##### Records for the task

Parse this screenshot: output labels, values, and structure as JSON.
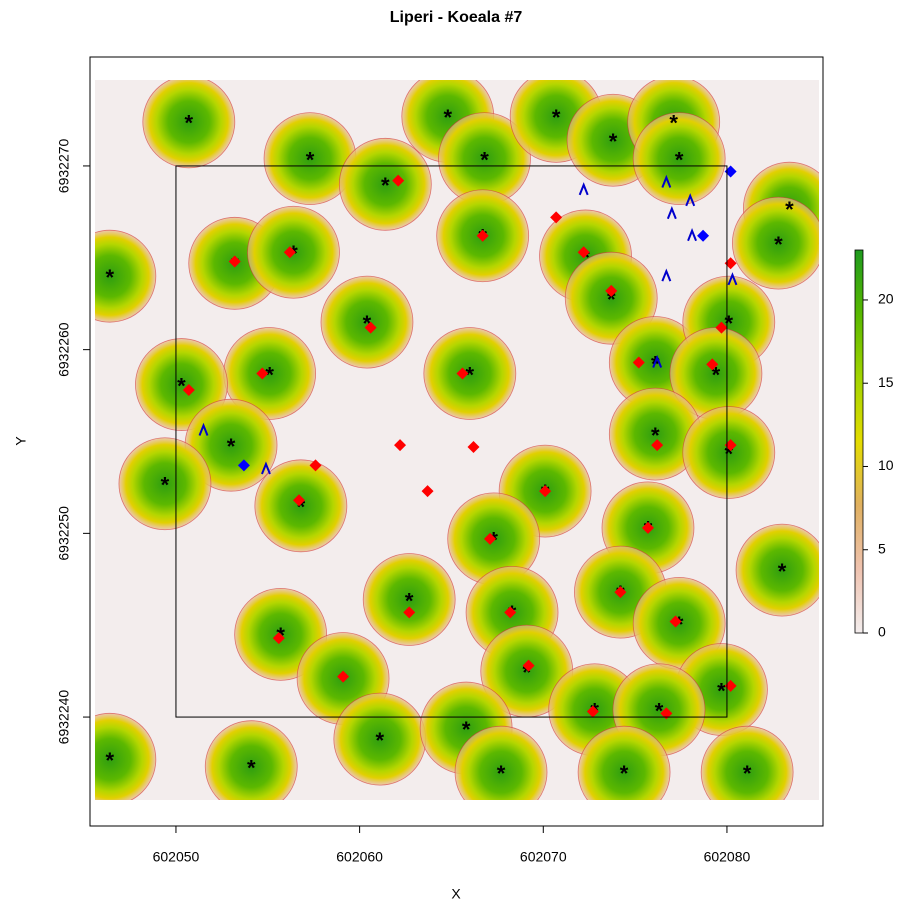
{
  "chart_data": {
    "type": "scatter",
    "title": "Liperi - Koeala #7",
    "x_label": "X",
    "y_label": "Y",
    "xlim": [
      602045.32,
      602085.23
    ],
    "ylim": [
      6932234.07,
      6932275.93
    ],
    "xticks": [
      602050,
      602060,
      602070,
      602080
    ],
    "yticks": [
      6932240,
      6932250,
      6932260,
      6932270
    ],
    "boundary": {
      "x": [
        602050,
        602080
      ],
      "y": [
        6932240,
        6932270
      ]
    },
    "colorbar": {
      "zlim": [
        0,
        23
      ],
      "ticks": [
        0,
        5,
        10,
        15,
        20
      ],
      "colors": [
        "#f3eded",
        "#efc3b0",
        "#e0b060",
        "#e4dc00",
        "#a2d400",
        "#58b800",
        "#1e9a1e"
      ]
    },
    "series": [
      {
        "marker": "asterisk",
        "color": "#000000",
        "x": [
          602050.7,
          602046.4,
          602057.3,
          602061.4,
          602064.8,
          602066.8,
          602070.7,
          602073.8,
          602077.1,
          602077.4,
          602083.4,
          602082.8,
          602053.2,
          602056.4,
          602060.4,
          602055.1,
          602050.3,
          602053.0,
          602049.4,
          602056.8,
          602066.0,
          602066.7,
          602072.3,
          602073.7,
          602076.1,
          602080.1,
          602079.4,
          602076.1,
          602080.1,
          602070.1,
          602067.3,
          602075.7,
          602083.0,
          602062.7,
          602055.7,
          602059.1,
          602068.3,
          602074.2,
          602077.4,
          602069.1,
          602079.7,
          602072.8,
          602076.3,
          602046.4,
          602054.1,
          602061.1,
          602065.8,
          602067.7,
          602074.4,
          602081.1
        ],
        "values": [
          6932272.4,
          6932264.0,
          6932270.4,
          6932269.0,
          6932272.7,
          6932270.4,
          6932272.7,
          6932271.4,
          6932272.4,
          6932270.4,
          6932267.7,
          6932265.8,
          6932264.7,
          6932265.3,
          6932261.5,
          6932258.7,
          6932258.1,
          6932254.8,
          6932252.7,
          6932251.5,
          6932258.7,
          6932266.2,
          6932265.1,
          6932262.8,
          6932259.3,
          6932261.5,
          6932258.7,
          6932255.4,
          6932254.4,
          6932252.3,
          6932249.7,
          6932250.3,
          6932248.0,
          6932246.4,
          6932244.5,
          6932242.1,
          6932245.7,
          6932246.8,
          6932245.1,
          6932242.5,
          6932241.5,
          6932240.4,
          6932240.4,
          6932237.7,
          6932237.3,
          6932238.8,
          6932239.4,
          6932237.0,
          6932237.0,
          6932237.0
        ]
      },
      {
        "marker": "diamond",
        "color": "#ff0000",
        "x": [
          602062.1,
          602053.2,
          602056.2,
          602060.6,
          602050.7,
          602054.7,
          602057.6,
          602062.2,
          602066.2,
          602065.6,
          602066.7,
          602063.7,
          602070.7,
          602072.2,
          602073.7,
          602075.2,
          602079.2,
          602079.7,
          602080.2,
          602076.2,
          602080.2,
          602070.1,
          602067.1,
          602075.7,
          602074.2,
          602077.2,
          602068.2,
          602062.7,
          602055.6,
          602059.1,
          602069.2,
          602056.7,
          602072.7,
          602076.7,
          602080.2
        ],
        "values": [
          6932269.2,
          6932264.8,
          6932265.3,
          6932261.2,
          6932257.8,
          6932258.7,
          6932253.7,
          6932254.8,
          6932254.7,
          6932258.7,
          6932266.2,
          6932252.3,
          6932267.2,
          6932265.3,
          6932263.2,
          6932259.3,
          6932259.2,
          6932261.2,
          6932264.7,
          6932254.8,
          6932254.8,
          6932252.3,
          6932249.7,
          6932250.3,
          6932246.8,
          6932245.2,
          6932245.7,
          6932245.7,
          6932244.3,
          6932242.2,
          6932242.8,
          6932251.8,
          6932240.3,
          6932240.2,
          6932241.7
        ]
      },
      {
        "marker": "diamond",
        "color": "#0000ff",
        "x": [
          602080.2,
          602078.7,
          602053.7
        ],
        "values": [
          6932269.7,
          6932266.2,
          6932253.7
        ]
      },
      {
        "marker": "caret",
        "color": "#0000cc",
        "x": [
          602072.2,
          602076.7,
          602078.0,
          602077.0,
          602078.1,
          602076.7,
          602080.3,
          602076.2,
          602051.5,
          602054.9
        ],
        "values": [
          6932268.7,
          6932269.1,
          6932268.1,
          6932267.4,
          6932266.2,
          6932264.0,
          6932263.8,
          6932259.3,
          6932255.6,
          6932253.5
        ]
      }
    ]
  }
}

##########

[Exercise goal]: All the material shown above is to be copied exactly, with no pictures carried over.

[Solution to the exercise]:
Parse this screenshot: output labels, values, and structure as JSON.
{
  "chart_data": {
    "type": "scatter",
    "title": "Liperi - Koeala #7",
    "x_label": "X",
    "y_label": "Y",
    "xlim": [
      602045.32,
      602085.23
    ],
    "ylim": [
      6932234.07,
      6932275.93
    ],
    "xticks": [
      602050,
      602060,
      602070,
      602080
    ],
    "yticks": [
      6932240,
      6932250,
      6932260,
      6932270
    ],
    "boundary": {
      "x": [
        602050,
        602080
      ],
      "y": [
        6932240,
        6932270
      ]
    },
    "colorbar": {
      "zlim": [
        0,
        23
      ],
      "ticks": [
        0,
        5,
        10,
        15,
        20
      ],
      "colors": [
        "#f3eded",
        "#efc3b0",
        "#e0b060",
        "#e4dc00",
        "#a2d400",
        "#58b800",
        "#1e9a1e"
      ]
    },
    "series": [
      {
        "marker": "asterisk",
        "color": "#000000",
        "x": [
          602050.7,
          602046.4,
          602057.3,
          602061.4,
          602064.8,
          602066.8,
          602070.7,
          602073.8,
          602077.1,
          602077.4,
          602083.4,
          602082.8,
          602053.2,
          602056.4,
          602060.4,
          602055.1,
          602050.3,
          602053.0,
          602049.4,
          602056.8,
          602066.0,
          602066.7,
          602072.3,
          602073.7,
          602076.1,
          602080.1,
          602079.4,
          602076.1,
          602080.1,
          602070.1,
          602067.3,
          602075.7,
          602083.0,
          602062.7,
          602055.7,
          602059.1,
          602068.3,
          602074.2,
          602077.4,
          602069.1,
          602079.7,
          602072.8,
          602076.3,
          602046.4,
          602054.1,
          602061.1,
          602065.8,
          602067.7,
          602074.4,
          602081.1
        ],
        "values": [
          6932272.4,
          6932264.0,
          6932270.4,
          6932269.0,
          6932272.7,
          6932270.4,
          6932272.7,
          6932271.4,
          6932272.4,
          6932270.4,
          6932267.7,
          6932265.8,
          6932264.7,
          6932265.3,
          6932261.5,
          6932258.7,
          6932258.1,
          6932254.8,
          6932252.7,
          6932251.5,
          6932258.7,
          6932266.2,
          6932265.1,
          6932262.8,
          6932259.3,
          6932261.5,
          6932258.7,
          6932255.4,
          6932254.4,
          6932252.3,
          6932249.7,
          6932250.3,
          6932248.0,
          6932246.4,
          6932244.5,
          6932242.1,
          6932245.7,
          6932246.8,
          6932245.1,
          6932242.5,
          6932241.5,
          6932240.4,
          6932240.4,
          6932237.7,
          6932237.3,
          6932238.8,
          6932239.4,
          6932237.0,
          6932237.0,
          6932237.0
        ]
      },
      {
        "marker": "diamond",
        "color": "#ff0000",
        "x": [
          602062.1,
          602053.2,
          602056.2,
          602060.6,
          602050.7,
          602054.7,
          602057.6,
          602062.2,
          602066.2,
          602065.6,
          602066.7,
          602063.7,
          602070.7,
          602072.2,
          602073.7,
          602075.2,
          602079.2,
          602079.7,
          602080.2,
          602076.2,
          602080.2,
          602070.1,
          602067.1,
          602075.7,
          602074.2,
          602077.2,
          602068.2,
          602062.7,
          602055.6,
          602059.1,
          602069.2,
          602056.7,
          602072.7,
          602076.7,
          602080.2
        ],
        "values": [
          6932269.2,
          6932264.8,
          6932265.3,
          6932261.2,
          6932257.8,
          6932258.7,
          6932253.7,
          6932254.8,
          6932254.7,
          6932258.7,
          6932266.2,
          6932252.3,
          6932267.2,
          6932265.3,
          6932263.2,
          6932259.3,
          6932259.2,
          6932261.2,
          6932264.7,
          6932254.8,
          6932254.8,
          6932252.3,
          6932249.7,
          6932250.3,
          6932246.8,
          6932245.2,
          6932245.7,
          6932245.7,
          6932244.3,
          6932242.2,
          6932242.8,
          6932251.8,
          6932240.3,
          6932240.2,
          6932241.7
        ]
      },
      {
        "marker": "diamond",
        "color": "#0000ff",
        "x": [
          602080.2,
          602078.7,
          602053.7
        ],
        "values": [
          6932269.7,
          6932266.2,
          6932253.7
        ]
      },
      {
        "marker": "caret",
        "color": "#0000cc",
        "x": [
          602072.2,
          602076.7,
          602078.0,
          602077.0,
          602078.1,
          602076.7,
          602080.3,
          602076.2,
          602051.5,
          602054.9
        ],
        "values": [
          6932268.7,
          6932269.1,
          6932268.1,
          6932267.4,
          6932266.2,
          6932264.0,
          6932263.8,
          6932259.3,
          6932255.6,
          6932253.5
        ]
      }
    ]
  }
}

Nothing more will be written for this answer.